*Exercise prompt*
Where a line below holds the string "JSON", copy that line.
[BEGIN Data]
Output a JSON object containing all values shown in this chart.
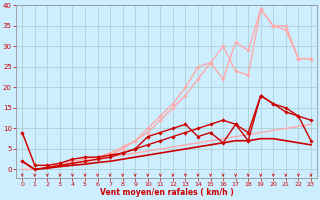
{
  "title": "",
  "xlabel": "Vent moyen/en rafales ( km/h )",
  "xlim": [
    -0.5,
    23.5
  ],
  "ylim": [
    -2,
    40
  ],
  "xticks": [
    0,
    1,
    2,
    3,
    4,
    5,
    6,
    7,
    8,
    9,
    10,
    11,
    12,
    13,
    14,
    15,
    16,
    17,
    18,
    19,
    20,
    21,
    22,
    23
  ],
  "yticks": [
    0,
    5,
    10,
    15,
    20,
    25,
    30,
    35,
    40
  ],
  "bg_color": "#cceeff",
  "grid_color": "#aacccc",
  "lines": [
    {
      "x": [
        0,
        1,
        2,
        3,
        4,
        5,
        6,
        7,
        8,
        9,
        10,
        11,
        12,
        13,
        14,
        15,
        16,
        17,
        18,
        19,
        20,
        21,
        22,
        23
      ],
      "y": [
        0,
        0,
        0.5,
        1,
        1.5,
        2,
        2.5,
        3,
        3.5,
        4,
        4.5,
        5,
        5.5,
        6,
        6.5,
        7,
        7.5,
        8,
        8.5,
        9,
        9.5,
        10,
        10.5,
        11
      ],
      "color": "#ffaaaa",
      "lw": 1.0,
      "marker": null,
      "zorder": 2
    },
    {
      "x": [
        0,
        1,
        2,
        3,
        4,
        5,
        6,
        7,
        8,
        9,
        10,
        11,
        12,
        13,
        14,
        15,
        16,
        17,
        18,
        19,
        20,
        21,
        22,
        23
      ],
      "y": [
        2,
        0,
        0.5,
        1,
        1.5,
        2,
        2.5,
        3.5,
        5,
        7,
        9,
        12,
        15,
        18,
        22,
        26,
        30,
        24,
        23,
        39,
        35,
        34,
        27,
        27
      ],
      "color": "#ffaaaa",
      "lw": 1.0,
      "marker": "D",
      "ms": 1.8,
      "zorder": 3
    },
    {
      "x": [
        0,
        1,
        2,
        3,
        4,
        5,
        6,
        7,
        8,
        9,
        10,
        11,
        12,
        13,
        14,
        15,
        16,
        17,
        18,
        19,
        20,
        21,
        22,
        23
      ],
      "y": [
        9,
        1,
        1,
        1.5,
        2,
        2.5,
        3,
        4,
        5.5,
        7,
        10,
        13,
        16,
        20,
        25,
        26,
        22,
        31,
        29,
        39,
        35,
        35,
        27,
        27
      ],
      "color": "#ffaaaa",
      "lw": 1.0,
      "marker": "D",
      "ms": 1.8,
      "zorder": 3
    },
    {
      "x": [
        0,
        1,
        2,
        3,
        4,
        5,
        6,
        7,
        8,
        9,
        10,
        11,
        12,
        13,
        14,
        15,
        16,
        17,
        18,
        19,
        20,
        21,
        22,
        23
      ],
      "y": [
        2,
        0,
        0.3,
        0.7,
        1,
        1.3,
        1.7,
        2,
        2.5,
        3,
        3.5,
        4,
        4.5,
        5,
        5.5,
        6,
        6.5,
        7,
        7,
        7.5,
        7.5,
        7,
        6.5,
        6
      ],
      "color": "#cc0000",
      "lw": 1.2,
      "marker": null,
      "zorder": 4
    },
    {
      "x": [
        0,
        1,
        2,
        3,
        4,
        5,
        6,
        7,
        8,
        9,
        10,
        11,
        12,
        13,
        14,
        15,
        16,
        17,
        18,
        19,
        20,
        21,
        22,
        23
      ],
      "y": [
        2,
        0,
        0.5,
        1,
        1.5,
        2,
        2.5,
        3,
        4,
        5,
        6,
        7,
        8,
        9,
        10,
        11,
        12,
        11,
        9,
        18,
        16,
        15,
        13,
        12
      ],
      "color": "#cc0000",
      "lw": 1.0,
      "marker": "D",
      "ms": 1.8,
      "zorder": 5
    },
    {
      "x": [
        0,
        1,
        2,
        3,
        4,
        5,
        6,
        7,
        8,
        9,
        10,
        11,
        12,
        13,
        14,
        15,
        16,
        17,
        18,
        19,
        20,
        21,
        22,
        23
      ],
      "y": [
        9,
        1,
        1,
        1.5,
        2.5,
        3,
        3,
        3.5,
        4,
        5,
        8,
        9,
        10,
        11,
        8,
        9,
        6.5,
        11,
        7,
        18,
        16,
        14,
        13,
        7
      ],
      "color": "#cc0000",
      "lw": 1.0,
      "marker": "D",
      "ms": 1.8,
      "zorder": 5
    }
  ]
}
[END Data]
[BEGIN Data]
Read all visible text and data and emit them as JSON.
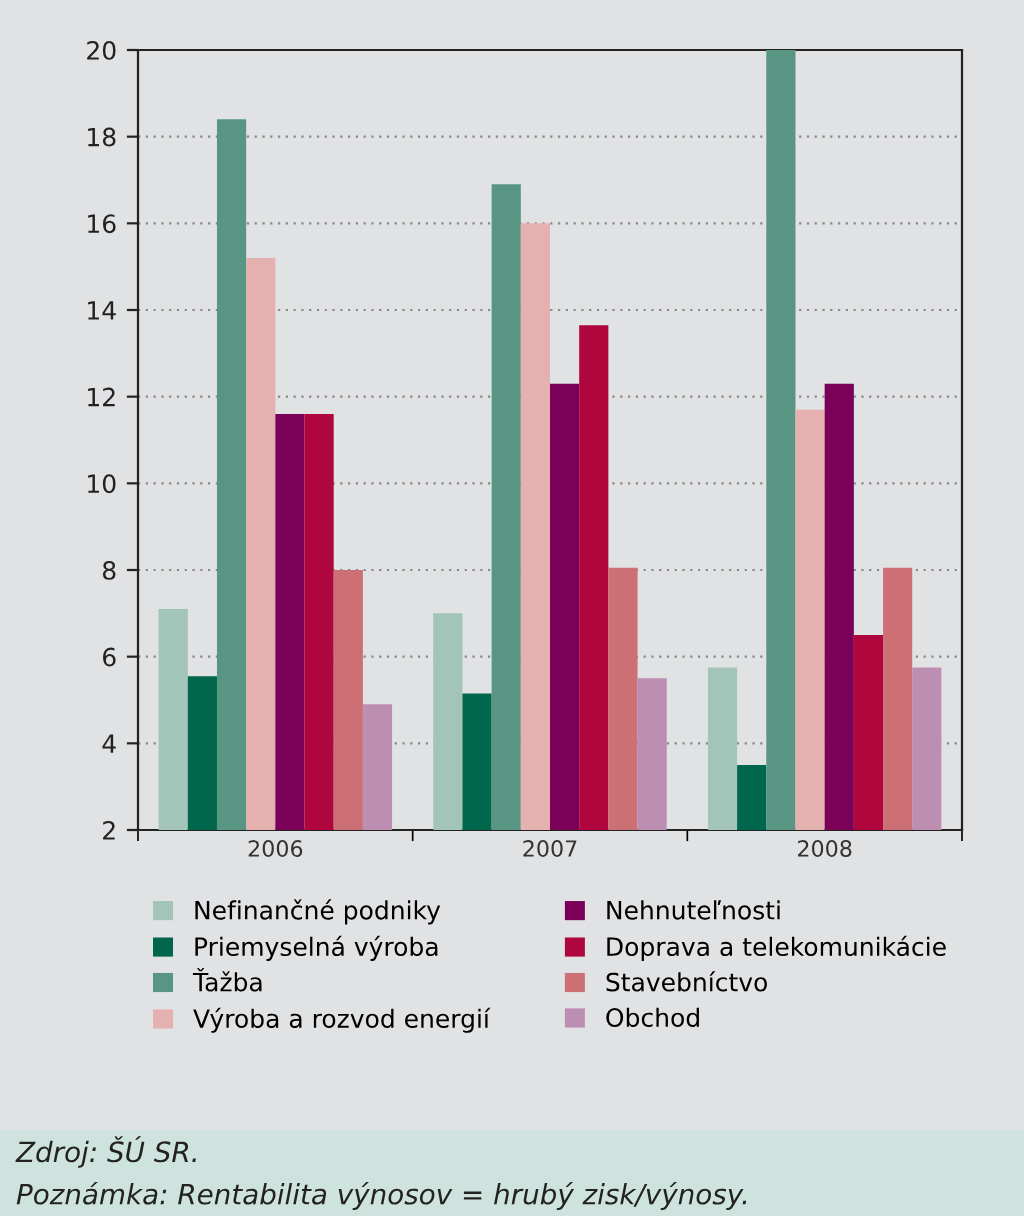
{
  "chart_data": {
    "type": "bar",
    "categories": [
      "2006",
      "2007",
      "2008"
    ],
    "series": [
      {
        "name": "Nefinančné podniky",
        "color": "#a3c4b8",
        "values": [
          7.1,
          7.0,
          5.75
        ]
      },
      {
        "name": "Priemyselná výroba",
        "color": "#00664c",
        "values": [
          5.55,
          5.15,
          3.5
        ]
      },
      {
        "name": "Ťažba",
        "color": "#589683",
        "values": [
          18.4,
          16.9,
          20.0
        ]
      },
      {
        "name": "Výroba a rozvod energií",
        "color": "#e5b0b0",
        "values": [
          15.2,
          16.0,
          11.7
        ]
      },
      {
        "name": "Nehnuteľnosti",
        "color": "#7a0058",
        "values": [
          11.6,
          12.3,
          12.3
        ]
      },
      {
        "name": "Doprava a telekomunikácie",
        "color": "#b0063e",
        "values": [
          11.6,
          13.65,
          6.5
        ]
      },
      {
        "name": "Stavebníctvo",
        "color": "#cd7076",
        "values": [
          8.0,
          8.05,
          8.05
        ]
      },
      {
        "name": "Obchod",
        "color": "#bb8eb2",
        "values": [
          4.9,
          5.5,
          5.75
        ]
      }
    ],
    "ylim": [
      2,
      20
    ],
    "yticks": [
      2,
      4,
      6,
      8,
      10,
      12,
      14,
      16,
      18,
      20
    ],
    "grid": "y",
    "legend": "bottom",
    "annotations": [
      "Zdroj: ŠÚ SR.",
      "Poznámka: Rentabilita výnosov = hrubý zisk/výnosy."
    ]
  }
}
[END Data]
*Answer to this problem*
Output a JSON object containing all values shown in this chart.
Read all visible text and data and emit them as JSON.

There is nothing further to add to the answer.